--- TASK DETAILS ---
Below are records. Copy every line with "type" in it.

--- ROWS ---
╭──

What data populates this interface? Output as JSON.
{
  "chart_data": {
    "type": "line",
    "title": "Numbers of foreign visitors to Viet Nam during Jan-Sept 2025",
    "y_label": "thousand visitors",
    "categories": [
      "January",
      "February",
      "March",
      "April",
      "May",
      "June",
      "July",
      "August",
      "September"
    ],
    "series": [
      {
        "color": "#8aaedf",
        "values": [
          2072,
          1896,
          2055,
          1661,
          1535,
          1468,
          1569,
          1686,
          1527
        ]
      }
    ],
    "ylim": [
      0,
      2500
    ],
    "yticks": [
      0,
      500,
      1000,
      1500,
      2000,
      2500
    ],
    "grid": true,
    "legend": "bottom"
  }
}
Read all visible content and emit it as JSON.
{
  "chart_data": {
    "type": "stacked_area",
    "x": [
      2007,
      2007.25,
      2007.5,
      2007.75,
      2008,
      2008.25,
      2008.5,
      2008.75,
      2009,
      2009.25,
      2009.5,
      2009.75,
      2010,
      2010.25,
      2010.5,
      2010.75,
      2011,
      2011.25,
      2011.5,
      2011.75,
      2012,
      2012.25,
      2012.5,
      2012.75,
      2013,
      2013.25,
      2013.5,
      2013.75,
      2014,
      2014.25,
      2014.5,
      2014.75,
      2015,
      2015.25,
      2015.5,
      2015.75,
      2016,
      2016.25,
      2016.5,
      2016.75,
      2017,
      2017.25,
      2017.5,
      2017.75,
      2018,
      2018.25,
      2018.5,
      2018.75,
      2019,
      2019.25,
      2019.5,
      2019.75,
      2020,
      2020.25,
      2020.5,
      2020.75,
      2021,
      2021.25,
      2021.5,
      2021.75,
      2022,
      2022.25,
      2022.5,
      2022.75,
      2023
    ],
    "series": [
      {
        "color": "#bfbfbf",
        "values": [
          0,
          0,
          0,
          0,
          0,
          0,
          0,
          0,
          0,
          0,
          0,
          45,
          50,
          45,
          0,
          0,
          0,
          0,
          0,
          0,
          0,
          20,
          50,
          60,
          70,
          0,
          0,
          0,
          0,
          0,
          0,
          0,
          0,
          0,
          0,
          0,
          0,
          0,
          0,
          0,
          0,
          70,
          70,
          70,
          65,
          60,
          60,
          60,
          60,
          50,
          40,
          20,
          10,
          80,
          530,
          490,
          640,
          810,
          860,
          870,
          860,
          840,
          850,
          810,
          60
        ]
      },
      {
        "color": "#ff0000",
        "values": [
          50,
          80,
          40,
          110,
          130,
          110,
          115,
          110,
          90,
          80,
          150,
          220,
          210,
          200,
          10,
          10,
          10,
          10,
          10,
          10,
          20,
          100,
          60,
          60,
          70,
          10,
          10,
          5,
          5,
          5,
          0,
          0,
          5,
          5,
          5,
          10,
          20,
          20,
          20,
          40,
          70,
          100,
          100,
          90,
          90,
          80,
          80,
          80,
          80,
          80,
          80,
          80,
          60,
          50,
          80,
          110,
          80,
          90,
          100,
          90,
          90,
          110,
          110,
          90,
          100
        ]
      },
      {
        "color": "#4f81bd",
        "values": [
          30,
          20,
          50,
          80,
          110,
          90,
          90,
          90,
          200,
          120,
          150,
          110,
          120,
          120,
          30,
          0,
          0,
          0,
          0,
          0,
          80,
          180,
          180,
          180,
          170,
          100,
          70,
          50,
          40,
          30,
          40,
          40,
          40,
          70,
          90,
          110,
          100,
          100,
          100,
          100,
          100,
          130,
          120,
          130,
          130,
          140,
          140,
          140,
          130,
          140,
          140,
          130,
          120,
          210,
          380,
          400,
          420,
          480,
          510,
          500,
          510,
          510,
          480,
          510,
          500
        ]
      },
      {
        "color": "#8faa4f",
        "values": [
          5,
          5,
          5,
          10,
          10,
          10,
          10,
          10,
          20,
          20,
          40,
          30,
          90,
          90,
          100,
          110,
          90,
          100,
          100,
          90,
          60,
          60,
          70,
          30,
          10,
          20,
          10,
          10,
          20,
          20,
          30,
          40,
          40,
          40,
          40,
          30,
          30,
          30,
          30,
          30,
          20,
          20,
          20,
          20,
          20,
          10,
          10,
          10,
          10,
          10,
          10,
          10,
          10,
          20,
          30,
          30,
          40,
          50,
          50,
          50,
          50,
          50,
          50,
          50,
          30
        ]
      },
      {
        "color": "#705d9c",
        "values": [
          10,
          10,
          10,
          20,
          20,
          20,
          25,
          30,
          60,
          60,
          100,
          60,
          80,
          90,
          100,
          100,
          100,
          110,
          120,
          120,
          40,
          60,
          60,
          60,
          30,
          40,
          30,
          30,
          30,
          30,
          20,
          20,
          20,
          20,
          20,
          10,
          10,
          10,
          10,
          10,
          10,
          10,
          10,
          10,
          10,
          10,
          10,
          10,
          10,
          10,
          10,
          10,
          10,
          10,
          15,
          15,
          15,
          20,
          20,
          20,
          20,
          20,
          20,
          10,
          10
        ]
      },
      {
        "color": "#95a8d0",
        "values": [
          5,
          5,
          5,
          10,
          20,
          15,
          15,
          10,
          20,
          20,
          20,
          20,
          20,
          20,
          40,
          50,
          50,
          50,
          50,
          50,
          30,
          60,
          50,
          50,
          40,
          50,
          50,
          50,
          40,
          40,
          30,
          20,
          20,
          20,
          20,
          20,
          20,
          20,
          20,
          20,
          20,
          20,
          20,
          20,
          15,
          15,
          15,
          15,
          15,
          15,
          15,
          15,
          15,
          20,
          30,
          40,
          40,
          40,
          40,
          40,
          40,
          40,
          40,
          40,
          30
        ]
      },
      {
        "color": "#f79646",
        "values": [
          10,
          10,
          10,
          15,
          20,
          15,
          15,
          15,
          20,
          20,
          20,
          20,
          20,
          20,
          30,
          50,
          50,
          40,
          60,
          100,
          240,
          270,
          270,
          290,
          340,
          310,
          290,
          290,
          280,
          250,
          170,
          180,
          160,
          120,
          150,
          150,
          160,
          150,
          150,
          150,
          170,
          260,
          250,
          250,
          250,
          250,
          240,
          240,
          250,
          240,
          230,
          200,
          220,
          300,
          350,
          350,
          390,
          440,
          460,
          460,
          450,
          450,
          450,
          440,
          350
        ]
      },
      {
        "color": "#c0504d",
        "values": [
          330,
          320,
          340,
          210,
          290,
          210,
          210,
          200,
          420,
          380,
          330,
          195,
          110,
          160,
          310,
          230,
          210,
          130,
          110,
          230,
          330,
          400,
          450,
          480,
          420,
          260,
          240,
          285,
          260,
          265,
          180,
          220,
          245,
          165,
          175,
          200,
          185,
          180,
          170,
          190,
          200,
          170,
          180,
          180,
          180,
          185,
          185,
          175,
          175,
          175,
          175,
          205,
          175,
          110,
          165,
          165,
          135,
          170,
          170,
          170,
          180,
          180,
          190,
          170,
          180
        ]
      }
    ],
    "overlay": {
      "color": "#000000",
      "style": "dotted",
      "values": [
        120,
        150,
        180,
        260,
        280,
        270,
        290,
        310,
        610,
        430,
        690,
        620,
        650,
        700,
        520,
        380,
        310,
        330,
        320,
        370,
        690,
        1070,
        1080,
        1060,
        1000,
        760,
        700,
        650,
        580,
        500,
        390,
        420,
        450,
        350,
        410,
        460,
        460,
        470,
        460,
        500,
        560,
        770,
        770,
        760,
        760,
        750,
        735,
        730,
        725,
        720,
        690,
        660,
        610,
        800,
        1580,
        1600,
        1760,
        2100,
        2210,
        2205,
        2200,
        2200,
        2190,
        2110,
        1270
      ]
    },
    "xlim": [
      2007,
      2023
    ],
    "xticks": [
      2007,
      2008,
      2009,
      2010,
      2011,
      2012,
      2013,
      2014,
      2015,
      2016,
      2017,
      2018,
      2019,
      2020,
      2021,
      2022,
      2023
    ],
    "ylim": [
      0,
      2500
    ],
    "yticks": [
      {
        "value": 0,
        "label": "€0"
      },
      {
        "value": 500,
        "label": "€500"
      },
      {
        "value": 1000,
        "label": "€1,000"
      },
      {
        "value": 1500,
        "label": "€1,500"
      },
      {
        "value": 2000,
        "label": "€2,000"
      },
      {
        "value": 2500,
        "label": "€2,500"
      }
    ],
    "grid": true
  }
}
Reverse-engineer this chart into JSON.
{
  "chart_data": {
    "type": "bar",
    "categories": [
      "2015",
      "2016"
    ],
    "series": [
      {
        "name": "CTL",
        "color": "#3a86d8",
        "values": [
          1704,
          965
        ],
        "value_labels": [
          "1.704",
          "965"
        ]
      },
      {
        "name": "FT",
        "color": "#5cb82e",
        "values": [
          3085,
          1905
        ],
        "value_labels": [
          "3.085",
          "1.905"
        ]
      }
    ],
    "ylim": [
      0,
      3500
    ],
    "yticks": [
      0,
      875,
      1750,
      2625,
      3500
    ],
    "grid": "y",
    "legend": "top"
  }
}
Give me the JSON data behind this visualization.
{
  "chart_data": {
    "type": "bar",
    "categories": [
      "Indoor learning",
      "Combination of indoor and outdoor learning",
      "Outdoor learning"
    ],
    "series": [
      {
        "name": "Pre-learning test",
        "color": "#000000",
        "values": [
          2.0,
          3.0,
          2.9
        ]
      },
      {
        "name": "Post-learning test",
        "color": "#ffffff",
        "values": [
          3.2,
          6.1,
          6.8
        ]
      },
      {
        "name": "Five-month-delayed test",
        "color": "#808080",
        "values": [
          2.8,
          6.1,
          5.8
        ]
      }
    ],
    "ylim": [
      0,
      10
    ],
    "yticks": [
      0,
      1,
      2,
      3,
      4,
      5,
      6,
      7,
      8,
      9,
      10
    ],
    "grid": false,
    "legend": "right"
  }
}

╰──

--- TASK RESULT ---
    "type": "line",
    "type": "stacked_area",
    "type": "bar",
    "type": "bar",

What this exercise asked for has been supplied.